▶ [TASK]
Look through the data below. Pick out the lines holding the string "JSON".

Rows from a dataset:
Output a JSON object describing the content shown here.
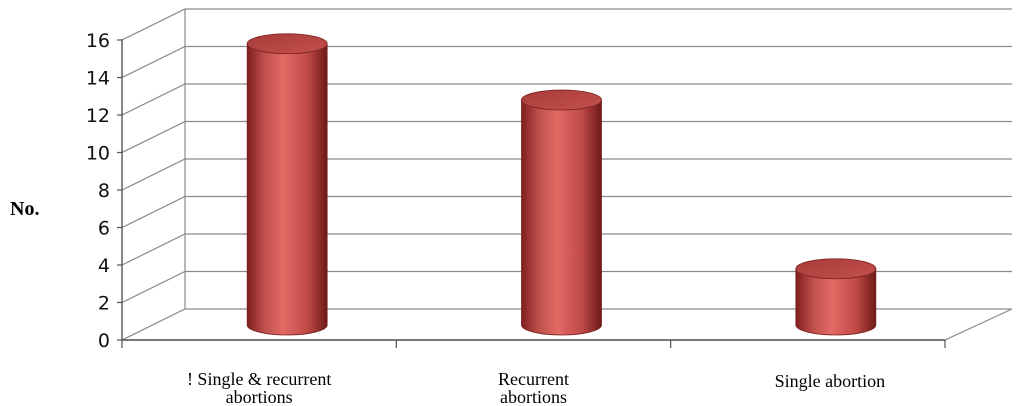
{
  "chart_data": {
    "type": "bar",
    "style": "3d-cylinder",
    "title": "",
    "xlabel": "",
    "ylabel": "No.",
    "ylim": [
      0,
      16
    ],
    "yticks": [
      0,
      2,
      4,
      6,
      8,
      10,
      12,
      14,
      16
    ],
    "grid": true,
    "legend": "none",
    "categories": [
      [
        "! Single & recurrent",
        "abortions"
      ],
      [
        "Recurrent",
        "abortions"
      ],
      [
        "Single abortion"
      ]
    ],
    "series": [
      {
        "values": [
          15,
          12,
          3
        ],
        "color": "#c0504d"
      }
    ]
  }
}
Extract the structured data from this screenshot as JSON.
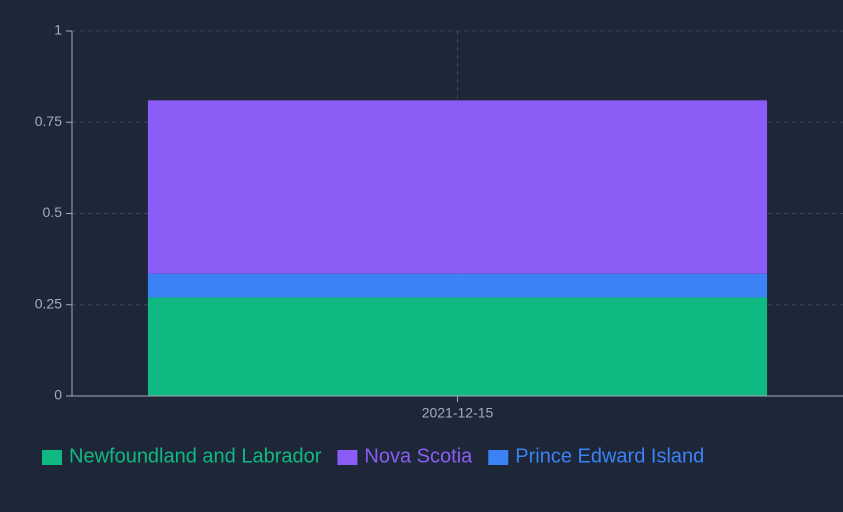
{
  "chart_data": {
    "type": "stacked-bar",
    "categories": [
      "2021-12-15"
    ],
    "series": [
      {
        "name": "Newfoundland and Labrador",
        "color": "#10b981",
        "values": [
          0.27
        ]
      },
      {
        "name": "Prince Edward Island",
        "color": "#3b82f6",
        "values": [
          0.065
        ]
      },
      {
        "name": "Nova Scotia",
        "color": "#8b5cf6",
        "values": [
          0.475
        ]
      }
    ],
    "legend_order": [
      0,
      2,
      1
    ],
    "ylim": [
      0,
      1
    ],
    "yticks": [
      0,
      0.25,
      0.5,
      0.75,
      1
    ],
    "grid": true
  }
}
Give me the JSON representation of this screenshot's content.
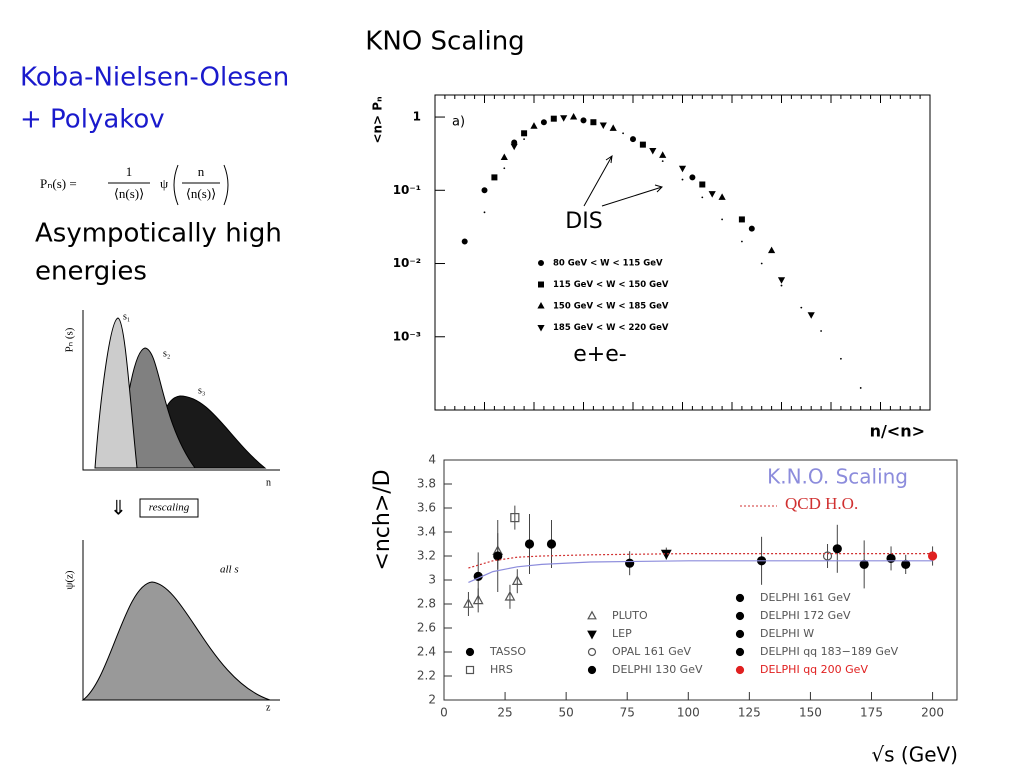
{
  "slide": {
    "title": "KNO Scaling",
    "heading": [
      "Koba-Nielsen-Olesen",
      "+ Polyakov"
    ],
    "formula": {
      "lhs": "Pₙ(s) =",
      "num": "1",
      "den": "⟨n(s)⟩",
      "psi": "ψ",
      "arg_num": "n",
      "arg_den": "⟨n(s)⟩"
    },
    "text": [
      "Asympotically high",
      "energies"
    ]
  },
  "sketch": {
    "top": {
      "y_label": "Pₙ (s)",
      "x_label": "n",
      "curves": [
        "s₁",
        "s₂",
        "s₃"
      ]
    },
    "arrow_label": "rescaling",
    "bottom": {
      "y_label": "ψ(z)",
      "x_label": "z",
      "note": "all s"
    }
  },
  "chart_data": [
    {
      "type": "scatter",
      "y_label": "<n> Pₙ",
      "x_label": "n/<n>",
      "panel_label": "a)",
      "log_y": true,
      "xlim": [
        0,
        5
      ],
      "ylim": [
        0.0001,
        2
      ],
      "yticks": [
        1,
        {
          "value": 0.1,
          "label": "10⁻¹"
        },
        {
          "value": 0.01,
          "label": "10⁻²"
        },
        {
          "value": 0.001,
          "label": "10⁻³"
        }
      ],
      "annotation": "DIS",
      "series": [
        {
          "name": "80 GeV < W < 115 GeV",
          "marker": "circle",
          "color": "#000000",
          "x": [
            0.3,
            0.5,
            0.8,
            1.1,
            1.5,
            2.0,
            2.6,
            3.2
          ],
          "values": [
            0.02,
            0.1,
            0.45,
            0.85,
            0.9,
            0.5,
            0.15,
            0.03
          ]
        },
        {
          "name": "115 GeV < W < 150 GeV",
          "marker": "square",
          "color": "#000000",
          "x": [
            0.6,
            0.9,
            1.2,
            1.6,
            2.1,
            2.7,
            3.1
          ],
          "values": [
            0.15,
            0.6,
            0.95,
            0.85,
            0.42,
            0.12,
            0.04
          ]
        },
        {
          "name": "150 GeV < W < 185 GeV",
          "marker": "triangle",
          "color": "#000000",
          "x": [
            0.7,
            1.0,
            1.4,
            1.8,
            2.3,
            2.9,
            3.4
          ],
          "values": [
            0.28,
            0.75,
            1.0,
            0.7,
            0.3,
            0.08,
            0.015
          ]
        },
        {
          "name": "185 GeV < W < 220 GeV",
          "marker": "triangle-down",
          "color": "#000000",
          "x": [
            0.8,
            1.3,
            1.7,
            2.2,
            2.5,
            2.8,
            3.5,
            3.8
          ],
          "values": [
            0.4,
            0.98,
            0.78,
            0.35,
            0.2,
            0.09,
            0.006,
            0.002
          ]
        },
        {
          "name": "e+e-",
          "marker": "dot",
          "color": "#000000",
          "x": [
            0.5,
            0.7,
            0.9,
            1.1,
            1.3,
            1.5,
            1.7,
            1.9,
            2.1,
            2.3,
            2.5,
            2.7,
            2.9,
            3.1,
            3.3,
            3.5,
            3.7,
            3.9,
            4.1,
            4.3
          ],
          "values": [
            0.05,
            0.2,
            0.5,
            0.85,
            1.0,
            0.95,
            0.8,
            0.6,
            0.4,
            0.25,
            0.14,
            0.08,
            0.04,
            0.02,
            0.01,
            0.005,
            0.0025,
            0.0012,
            0.0005,
            0.0002
          ]
        }
      ]
    },
    {
      "type": "scatter",
      "y_label": "<nch>/D",
      "x_label": "√s (GeV)",
      "xlim": [
        0,
        210
      ],
      "ylim": [
        2,
        4
      ],
      "xticks": [
        0,
        25,
        50,
        75,
        100,
        125,
        150,
        175,
        200
      ],
      "yticks": [
        2,
        2.2,
        2.4,
        2.6,
        2.8,
        3,
        3.2,
        3.4,
        3.6,
        3.8,
        4
      ],
      "series": [
        {
          "name": "PLUTO",
          "marker": "triangle-open",
          "color": "#555555",
          "x": [
            10,
            14,
            22,
            27,
            30
          ],
          "values": [
            2.8,
            2.83,
            3.24,
            2.86,
            2.99
          ],
          "errors": [
            0.1,
            0.1,
            0.15,
            0.1,
            0.1
          ]
        },
        {
          "name": "LEP",
          "marker": "triangle-down",
          "color": "#000000",
          "x": [
            91
          ],
          "values": [
            3.22
          ],
          "errors": [
            0.05
          ]
        },
        {
          "name": "OPAL 161 GeV",
          "marker": "circle-open",
          "color": "#555555",
          "x": [
            157
          ],
          "values": [
            3.2
          ],
          "errors": [
            0.1
          ]
        },
        {
          "name": "DELPHI 130 GeV",
          "marker": "circle",
          "color": "#000000",
          "x": [
            76,
            130
          ],
          "values": [
            3.14,
            3.16
          ],
          "errors": [
            0.1,
            0.2
          ]
        },
        {
          "name": "TASSO",
          "marker": "circle",
          "color": "#000000",
          "x": [
            14,
            22,
            35,
            44
          ],
          "values": [
            3.03,
            3.2,
            3.3,
            3.3
          ],
          "errors": [
            0.2,
            0.3,
            0.25,
            0.2
          ]
        },
        {
          "name": "HRS",
          "marker": "square-open",
          "color": "#555555",
          "x": [
            29
          ],
          "values": [
            3.52
          ],
          "errors": [
            0.1
          ]
        },
        {
          "name": "DELPHI 161 GeV",
          "marker": "circle",
          "color": "#000000",
          "x": [
            161
          ],
          "values": [
            3.26
          ],
          "errors": [
            0.2
          ]
        },
        {
          "name": "DELPHI 172 GeV",
          "marker": "circle",
          "color": "#000000",
          "x": [
            172
          ],
          "values": [
            3.13
          ],
          "errors": [
            0.2
          ]
        },
        {
          "name": "DELPHI W",
          "marker": "circle",
          "color": "#000000",
          "x": [
            183
          ],
          "values": [
            3.18
          ],
          "errors": [
            0.1
          ]
        },
        {
          "name": "DELPHI qq 183−189 GeV",
          "marker": "circle",
          "color": "#000000",
          "x": [
            189
          ],
          "values": [
            3.13
          ],
          "errors": [
            0.08
          ]
        },
        {
          "name": "DELPHI qq 200 GeV",
          "marker": "circle",
          "color": "#e02020",
          "x": [
            200
          ],
          "values": [
            3.2
          ],
          "errors": [
            0.08
          ]
        },
        {
          "name": "K.N.O. Scaling",
          "marker": "line",
          "color": "#8c8cdc",
          "x": [
            10,
            20,
            30,
            40,
            60,
            100,
            150,
            200
          ],
          "values": [
            2.98,
            3.07,
            3.11,
            3.13,
            3.15,
            3.16,
            3.16,
            3.16
          ]
        },
        {
          "name": "QCD H.O.",
          "marker": "dashed",
          "color": "#d03030",
          "x": [
            10,
            20,
            30,
            40,
            60,
            100,
            150,
            200
          ],
          "values": [
            3.1,
            3.16,
            3.19,
            3.2,
            3.21,
            3.22,
            3.22,
            3.22
          ]
        }
      ]
    }
  ]
}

▶ [THE RESPONSE]
Output a JSON object describing the content shown here.
Extract the structured data from this screenshot as JSON.
Give me the JSON representation of this screenshot's content.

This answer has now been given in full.